● **Work to do**: What is needed is an exact repeat of the lines from the line containing "OCR this image." through the final line of the entries below, and nothing else.

● **Input records**:
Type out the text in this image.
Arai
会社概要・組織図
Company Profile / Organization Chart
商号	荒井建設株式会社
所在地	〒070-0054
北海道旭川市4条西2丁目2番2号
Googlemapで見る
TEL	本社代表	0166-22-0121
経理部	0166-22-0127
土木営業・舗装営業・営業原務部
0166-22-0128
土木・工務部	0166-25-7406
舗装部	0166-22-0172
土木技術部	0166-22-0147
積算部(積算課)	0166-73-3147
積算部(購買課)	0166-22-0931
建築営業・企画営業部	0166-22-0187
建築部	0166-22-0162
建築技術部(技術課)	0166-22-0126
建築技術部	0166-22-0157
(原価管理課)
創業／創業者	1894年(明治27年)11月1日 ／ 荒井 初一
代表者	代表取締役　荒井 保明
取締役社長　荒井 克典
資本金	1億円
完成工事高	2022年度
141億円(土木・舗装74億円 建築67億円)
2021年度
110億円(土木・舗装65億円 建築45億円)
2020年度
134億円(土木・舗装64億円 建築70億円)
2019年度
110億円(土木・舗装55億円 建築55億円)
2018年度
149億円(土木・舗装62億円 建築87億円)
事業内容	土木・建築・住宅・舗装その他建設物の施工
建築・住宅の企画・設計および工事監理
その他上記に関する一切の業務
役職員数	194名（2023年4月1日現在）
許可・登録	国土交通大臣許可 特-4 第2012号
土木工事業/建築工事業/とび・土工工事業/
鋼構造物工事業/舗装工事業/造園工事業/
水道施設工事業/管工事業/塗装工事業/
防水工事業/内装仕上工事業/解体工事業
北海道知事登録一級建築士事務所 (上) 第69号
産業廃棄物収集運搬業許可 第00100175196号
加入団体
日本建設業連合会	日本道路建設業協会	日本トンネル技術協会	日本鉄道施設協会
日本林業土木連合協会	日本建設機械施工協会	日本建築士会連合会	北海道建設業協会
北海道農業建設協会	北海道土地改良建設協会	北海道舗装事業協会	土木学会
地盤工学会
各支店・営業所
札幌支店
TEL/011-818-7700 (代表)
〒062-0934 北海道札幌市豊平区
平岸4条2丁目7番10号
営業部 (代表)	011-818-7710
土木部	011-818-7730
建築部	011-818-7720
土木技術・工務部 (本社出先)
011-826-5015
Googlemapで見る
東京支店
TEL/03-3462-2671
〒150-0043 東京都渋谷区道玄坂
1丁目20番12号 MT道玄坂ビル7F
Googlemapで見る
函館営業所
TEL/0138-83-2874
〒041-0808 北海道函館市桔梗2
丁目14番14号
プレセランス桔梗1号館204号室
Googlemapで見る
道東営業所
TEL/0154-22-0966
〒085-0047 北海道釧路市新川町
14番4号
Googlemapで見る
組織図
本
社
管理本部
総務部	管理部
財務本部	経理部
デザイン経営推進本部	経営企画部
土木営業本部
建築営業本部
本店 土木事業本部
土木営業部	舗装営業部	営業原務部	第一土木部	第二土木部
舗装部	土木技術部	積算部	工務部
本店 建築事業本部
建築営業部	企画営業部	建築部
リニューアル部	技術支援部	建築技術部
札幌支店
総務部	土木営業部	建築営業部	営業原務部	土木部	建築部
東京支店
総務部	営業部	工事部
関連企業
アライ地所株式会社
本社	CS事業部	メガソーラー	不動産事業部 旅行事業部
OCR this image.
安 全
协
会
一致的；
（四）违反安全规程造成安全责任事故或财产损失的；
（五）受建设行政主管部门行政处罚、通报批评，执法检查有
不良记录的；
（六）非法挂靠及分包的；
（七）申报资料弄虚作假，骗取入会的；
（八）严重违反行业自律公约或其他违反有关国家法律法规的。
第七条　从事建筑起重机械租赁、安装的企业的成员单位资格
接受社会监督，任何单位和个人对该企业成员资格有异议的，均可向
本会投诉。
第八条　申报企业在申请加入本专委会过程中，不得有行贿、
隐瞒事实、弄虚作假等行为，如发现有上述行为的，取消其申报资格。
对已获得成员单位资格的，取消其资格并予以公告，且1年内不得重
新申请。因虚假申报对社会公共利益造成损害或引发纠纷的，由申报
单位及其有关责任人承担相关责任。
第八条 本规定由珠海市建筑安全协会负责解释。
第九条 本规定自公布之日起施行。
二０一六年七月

● **Task output**:
OCR this image.
安 全
协
会
一致的；
（四）违反安全规程造成安全责任事故或财产损失的；
（五）受建设行政主管部门行政处罚、通报批评，执法检查有
不良记录的；
（六）非法挂靠及分包的；
（七）申报资料弄虚作假，骗取入会的；
（八）严重违反行业自律公约或其他违反有关国家法律法规的。
第七条　从事建筑起重机械租赁、安装的企业的成员单位资格
接受社会监督，任何单位和个人对该企业成员资格有异议的，均可向
本会投诉。
第八条　申报企业在申请加入本专委会过程中，不得有行贿、
隐瞒事实、弄虚作假等行为，如发现有上述行为的，取消其申报资格。
对已获得成员单位资格的，取消其资格并予以公告，且1年内不得重
新申请。因虚假申报对社会公共利益造成损害或引发纠纷的，由申报
单位及其有关责任人承担相关责任。
第八条 本规定由珠海市建筑安全协会负责解释。
第九条 本规定自公布之日起施行。
二０一六年七月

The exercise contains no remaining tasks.